TASK TO COMPLETE:
Copy each line of the listing where the word "this" can be found.

SOURCE DATA:
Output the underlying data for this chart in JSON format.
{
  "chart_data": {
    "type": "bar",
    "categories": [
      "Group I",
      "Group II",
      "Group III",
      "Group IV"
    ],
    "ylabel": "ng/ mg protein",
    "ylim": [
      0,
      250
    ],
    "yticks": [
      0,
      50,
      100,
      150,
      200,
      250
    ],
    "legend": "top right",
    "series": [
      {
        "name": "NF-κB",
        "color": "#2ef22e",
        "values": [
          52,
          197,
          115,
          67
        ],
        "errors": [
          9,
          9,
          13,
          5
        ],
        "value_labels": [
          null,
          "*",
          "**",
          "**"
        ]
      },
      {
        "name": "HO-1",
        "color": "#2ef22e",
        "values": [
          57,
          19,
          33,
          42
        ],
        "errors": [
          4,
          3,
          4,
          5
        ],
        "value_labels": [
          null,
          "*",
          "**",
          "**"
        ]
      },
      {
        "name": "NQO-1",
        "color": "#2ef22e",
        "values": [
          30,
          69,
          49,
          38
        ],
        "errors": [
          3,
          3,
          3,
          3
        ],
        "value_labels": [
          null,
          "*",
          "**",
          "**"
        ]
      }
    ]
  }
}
==
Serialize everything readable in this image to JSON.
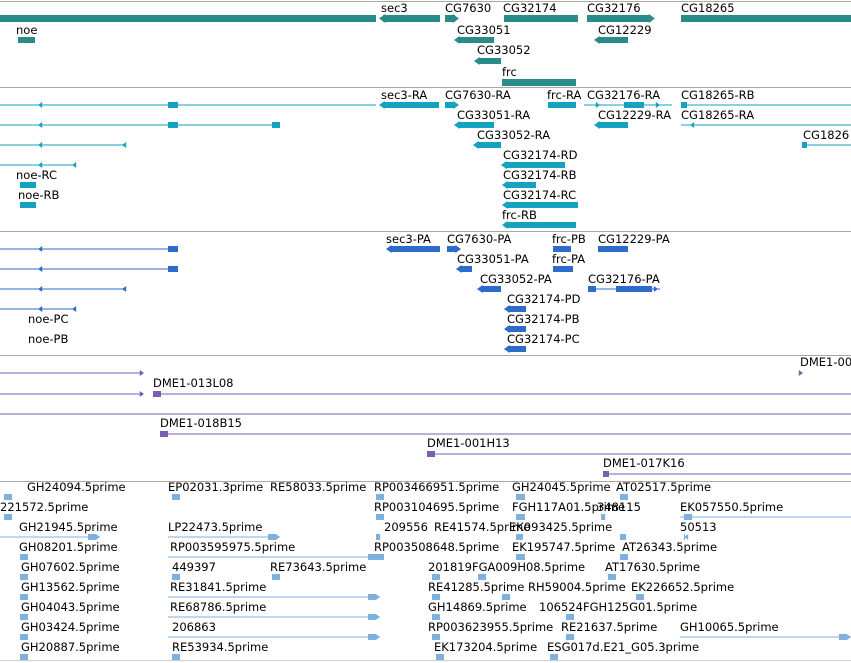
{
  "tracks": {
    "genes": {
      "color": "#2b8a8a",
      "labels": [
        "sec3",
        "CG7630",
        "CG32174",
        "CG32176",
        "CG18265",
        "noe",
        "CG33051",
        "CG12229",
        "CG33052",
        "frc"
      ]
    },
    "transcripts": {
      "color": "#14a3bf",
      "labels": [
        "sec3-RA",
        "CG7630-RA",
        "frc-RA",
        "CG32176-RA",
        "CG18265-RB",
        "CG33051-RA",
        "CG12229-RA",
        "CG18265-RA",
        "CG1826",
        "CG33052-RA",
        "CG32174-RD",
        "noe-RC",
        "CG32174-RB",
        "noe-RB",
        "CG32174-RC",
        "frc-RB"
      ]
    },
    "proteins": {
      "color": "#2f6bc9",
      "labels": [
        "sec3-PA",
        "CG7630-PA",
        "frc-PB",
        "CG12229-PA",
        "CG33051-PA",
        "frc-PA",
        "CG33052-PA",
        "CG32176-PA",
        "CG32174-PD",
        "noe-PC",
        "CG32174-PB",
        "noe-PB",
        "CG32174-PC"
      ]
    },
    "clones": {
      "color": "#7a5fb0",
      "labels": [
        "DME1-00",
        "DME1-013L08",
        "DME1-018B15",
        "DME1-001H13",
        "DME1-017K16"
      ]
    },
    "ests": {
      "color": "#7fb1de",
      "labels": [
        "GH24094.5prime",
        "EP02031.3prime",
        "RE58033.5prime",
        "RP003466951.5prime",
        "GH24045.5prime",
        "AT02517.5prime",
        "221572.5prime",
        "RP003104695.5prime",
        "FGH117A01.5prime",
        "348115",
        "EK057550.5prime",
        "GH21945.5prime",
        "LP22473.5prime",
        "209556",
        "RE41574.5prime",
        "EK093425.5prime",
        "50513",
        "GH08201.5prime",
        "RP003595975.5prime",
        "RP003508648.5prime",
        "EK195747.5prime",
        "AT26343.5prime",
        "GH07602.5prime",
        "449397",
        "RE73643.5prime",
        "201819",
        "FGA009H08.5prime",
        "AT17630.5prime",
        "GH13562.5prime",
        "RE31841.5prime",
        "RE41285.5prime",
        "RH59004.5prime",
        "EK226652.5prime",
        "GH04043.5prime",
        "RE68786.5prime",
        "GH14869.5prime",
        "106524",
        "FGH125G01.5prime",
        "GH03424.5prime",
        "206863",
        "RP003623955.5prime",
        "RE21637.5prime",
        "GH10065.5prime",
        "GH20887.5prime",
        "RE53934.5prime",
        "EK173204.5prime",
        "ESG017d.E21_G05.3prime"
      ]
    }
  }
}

EXPECTED ANSWER:
Output the underlying data for this chart in JSON format.
Serialize everything readable in this image to JSON.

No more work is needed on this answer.